**What is asked**: The records below must be written out exactly, with every picture left behind.

**Recorded data**:
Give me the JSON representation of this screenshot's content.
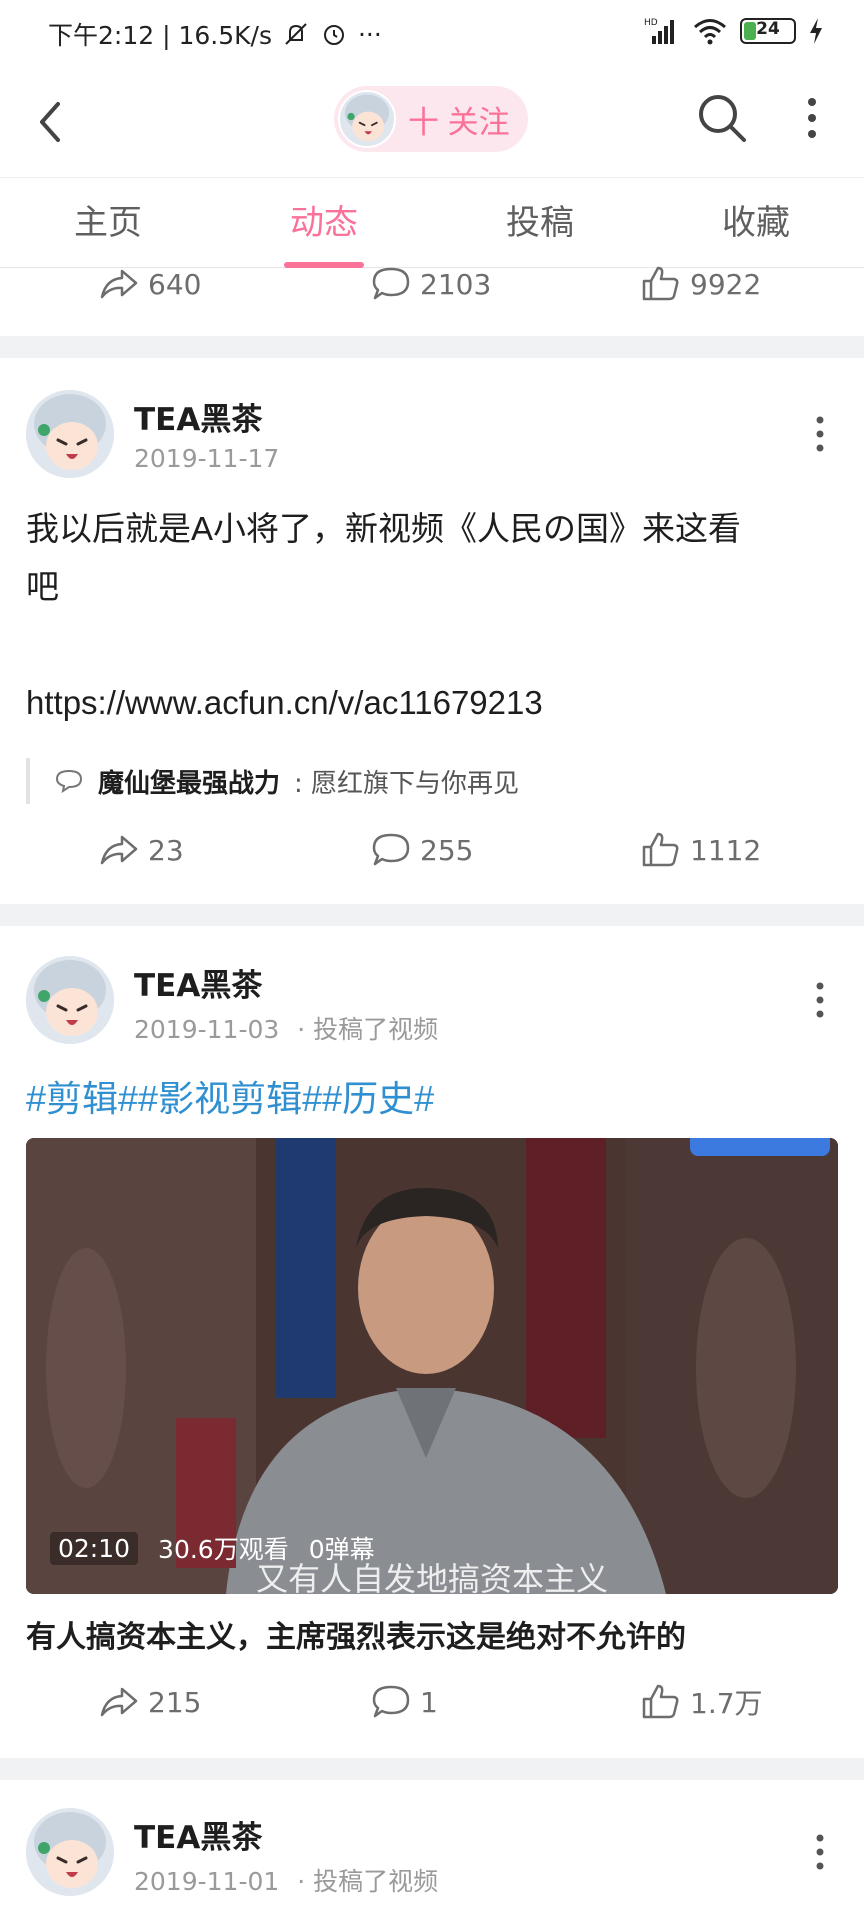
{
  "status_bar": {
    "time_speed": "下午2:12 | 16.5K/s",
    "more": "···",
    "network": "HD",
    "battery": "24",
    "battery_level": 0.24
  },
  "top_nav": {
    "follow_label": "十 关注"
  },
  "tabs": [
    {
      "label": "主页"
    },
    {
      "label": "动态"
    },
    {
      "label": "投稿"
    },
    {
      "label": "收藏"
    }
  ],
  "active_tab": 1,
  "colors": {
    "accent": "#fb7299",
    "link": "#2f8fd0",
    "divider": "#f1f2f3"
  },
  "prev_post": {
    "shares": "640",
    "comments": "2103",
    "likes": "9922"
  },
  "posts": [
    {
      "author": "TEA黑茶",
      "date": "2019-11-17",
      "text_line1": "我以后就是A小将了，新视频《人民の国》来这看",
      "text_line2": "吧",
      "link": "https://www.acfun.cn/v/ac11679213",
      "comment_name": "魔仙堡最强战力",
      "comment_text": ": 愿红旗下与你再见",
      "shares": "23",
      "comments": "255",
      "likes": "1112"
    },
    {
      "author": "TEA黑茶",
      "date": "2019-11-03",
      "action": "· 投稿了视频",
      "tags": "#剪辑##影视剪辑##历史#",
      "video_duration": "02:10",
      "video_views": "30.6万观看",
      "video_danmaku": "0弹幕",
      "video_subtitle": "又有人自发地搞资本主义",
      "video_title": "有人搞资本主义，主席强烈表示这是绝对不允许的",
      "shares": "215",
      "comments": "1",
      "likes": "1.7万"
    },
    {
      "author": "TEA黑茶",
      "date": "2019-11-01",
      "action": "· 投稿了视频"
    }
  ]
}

**Response**:
Give me the JSON representation of this screenshot's content.
{
  "status_bar": {
    "time_speed": "下午2:12 | 16.5K/s",
    "more": "···",
    "network": "HD",
    "battery": "24",
    "battery_level": 0.24
  },
  "top_nav": {
    "follow_label": "十 关注"
  },
  "tabs": [
    {
      "label": "主页"
    },
    {
      "label": "动态"
    },
    {
      "label": "投稿"
    },
    {
      "label": "收藏"
    }
  ],
  "active_tab": 1,
  "colors": {
    "accent": "#fb7299",
    "link": "#2f8fd0",
    "divider": "#f1f2f3"
  },
  "prev_post": {
    "shares": "640",
    "comments": "2103",
    "likes": "9922"
  },
  "posts": [
    {
      "author": "TEA黑茶",
      "date": "2019-11-17",
      "text_line1": "我以后就是A小将了，新视频《人民の国》来这看",
      "text_line2": "吧",
      "link": "https://www.acfun.cn/v/ac11679213",
      "comment_name": "魔仙堡最强战力",
      "comment_text": ": 愿红旗下与你再见",
      "shares": "23",
      "comments": "255",
      "likes": "1112"
    },
    {
      "author": "TEA黑茶",
      "date": "2019-11-03",
      "action": "· 投稿了视频",
      "tags": "#剪辑##影视剪辑##历史#",
      "video_duration": "02:10",
      "video_views": "30.6万观看",
      "video_danmaku": "0弹幕",
      "video_subtitle": "又有人自发地搞资本主义",
      "video_title": "有人搞资本主义，主席强烈表示这是绝对不允许的",
      "shares": "215",
      "comments": "1",
      "likes": "1.7万"
    },
    {
      "author": "TEA黑茶",
      "date": "2019-11-01",
      "action": "· 投稿了视频"
    }
  ]
}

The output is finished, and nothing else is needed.